- Prompt
Look for the word "आहरण" in each line and report the count of matching lines, with nothing added.

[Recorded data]
━━━━━━━━━━━━━━━━

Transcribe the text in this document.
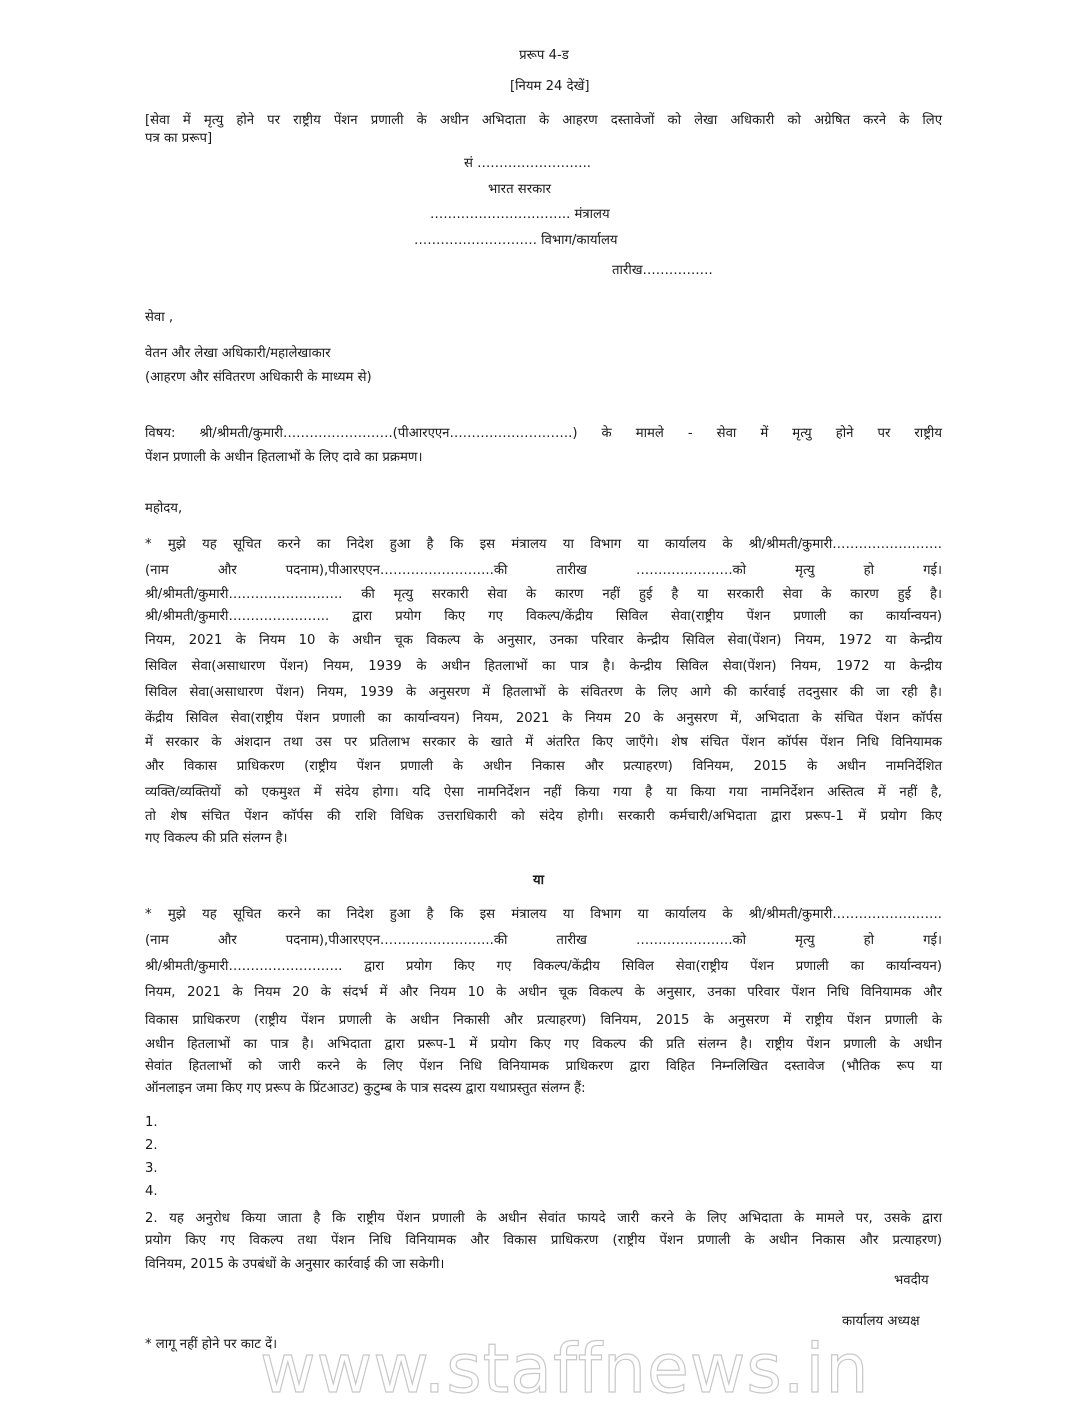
प्ररूप 4-ड
[नियम 24 देखें]
[सेवा में मृत्यु होने पर राष्ट्रीय पेंशन प्रणाली के अधीन अभिदाता के आहरण दस्तावेजों को लेखा अधिकारी को अग्रेषित करने के लिए
पत्र का प्ररूप]
सं ……………………..
भारत सरकार
………………………….. मंत्रालय
………………………. विभाग/कार्यालय
तारीख…………….
सेवा ,
वेतन और लेखा अधिकारी/महालेखाकार
(आहरण और संवितरण अधिकारी के माध्यम से)
विषय: श्री/श्रीमती/कुमारी…………………….(पीआरएएन……………………….) के मामले - सेवा में मृत्यु होने पर राष्ट्रीय
पेंशन प्रणाली के अधीन हितलाभों के लिए दावे का प्रक्रमण।
महोदय,
* मुझे यह सूचित करने का निदेश हुआ है कि इस मंत्रालय या विभाग या कार्यालय के श्री/श्रीमती/कुमारी…………………….
(नाम और पदनाम),पीआरएएन……………………..की तारीख ………………….को मृत्यु हो गई।
श्री/श्रीमती/कुमारी…………………….. की मृत्यु सरकारी सेवा के कारण नहीं हुई है या सरकारी सेवा के कारण हुई है।
श्री/श्रीमती/कुमारी………………….. द्वारा प्रयोग किए गए विकल्प/केंद्रीय सिविल सेवा(राष्ट्रीय पेंशन प्रणाली का कार्यान्वयन)
नियम, 2021 के नियम 10 के अधीन चूक विकल्प के अनुसार, उनका परिवार केन्द्रीय सिविल सेवा(पेंशन) नियम, 1972 या केन्द्रीय
सिविल सेवा(असाधारण पेंशन) नियम, 1939 के अधीन हितलाभों का पात्र है। केन्द्रीय सिविल सेवा(पेंशन) नियम, 1972 या केन्द्रीय
सिविल सेवा(असाधारण पेंशन) नियम, 1939 के अनुसरण में हितलाभों के संवितरण के लिए आगे की कार्रवाई तदनुसार की जा रही है।
केंद्रीय सिविल सेवा(राष्ट्रीय पेंशन प्रणाली का कार्यान्वयन) नियम, 2021 के नियम 20 के अनुसरण में, अभिदाता के संचित पेंशन कॉर्पस
में सरकार के अंशदान तथा उस पर प्रतिलाभ सरकार के खाते में अंतरित किए जाएँगे। शेष संचित पेंशन कॉर्पस पेंशन निधि विनियामक
और विकास प्राधिकरण (राष्ट्रीय पेंशन प्रणाली के अधीन निकास और प्रत्याहरण) विनियम, 2015 के अधीन नामनिर्देशित
व्यक्ति/व्यक्तियों को एकमुश्त में संदेय होगा। यदि ऐसा नामनिर्देशन नहीं किया गया है या किया गया नामनिर्देशन अस्तित्व में नहीं है,
तो शेष संचित पेंशन कॉर्पस की राशि विधिक उत्तराधिकारी को संदेय होगी। सरकारी कर्मचारी/अभिदाता द्वारा प्ररूप-1 में प्रयोग किए
गए विकल्प की प्रति संलग्न है।
या
* मुझे यह सूचित करने का निदेश हुआ है कि इस मंत्रालय या विभाग या कार्यालय के श्री/श्रीमती/कुमारी…………………….
(नाम और पदनाम),पीआरएएन……………………..की तारीख ………………….को मृत्यु हो गई।
श्री/श्रीमती/कुमारी…………………….. द्वारा प्रयोग किए गए विकल्प/केंद्रीय सिविल सेवा(राष्ट्रीय पेंशन प्रणाली का कार्यान्वयन)
नियम, 2021 के नियम 20 के संदर्भ में और नियम 10 के अधीन चूक विकल्प के अनुसार, उनका परिवार पेंशन निधि विनियामक और
विकास प्राधिकरण (राष्ट्रीय पेंशन प्रणाली के अधीन निकासी और प्रत्याहरण) विनियम, 2015 के अनुसरण में राष्ट्रीय पेंशन प्रणाली के
अधीन हितलाभों का पात्र है। अभिदाता द्वारा प्ररूप-1 में प्रयोग किए गए विकल्प की प्रति संलग्न है। राष्ट्रीय पेंशन प्रणाली के अधीन
सेवांत हितलाभों को जारी करने के लिए पेंशन निधि विनियामक प्राधिकरण द्वारा विहित निम्नलिखित दस्तावेज (भौतिक रूप या
ऑनलाइन जमा किए गए प्ररूप के प्रिंटआउट) कुटुम्ब के पात्र सदस्य द्वारा यथाप्रस्तुत संलग्न हैं:
1.
2.
3.
4.
2. यह अनुरोध किया जाता है कि राष्ट्रीय पेंशन प्रणाली के अधीन सेवांत फायदे जारी करने के लिए अभिदाता के मामले पर, उसके द्वारा
प्रयोग किए गए विकल्प तथा पेंशन निधि विनियामक और विकास प्राधिकरण (राष्ट्रीय पेंशन प्रणाली के अधीन निकास और प्रत्याहरण)
विनियम, 2015 के उपबंधों के अनुसार कार्रवाई की जा सकेगी।
भवदीय
कार्यालय अध्यक्ष
* लागू नहीं होने पर काट दें।
www.staffnews.in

━━━━━━━━━━━━━━━━

- Answer to the exercise
2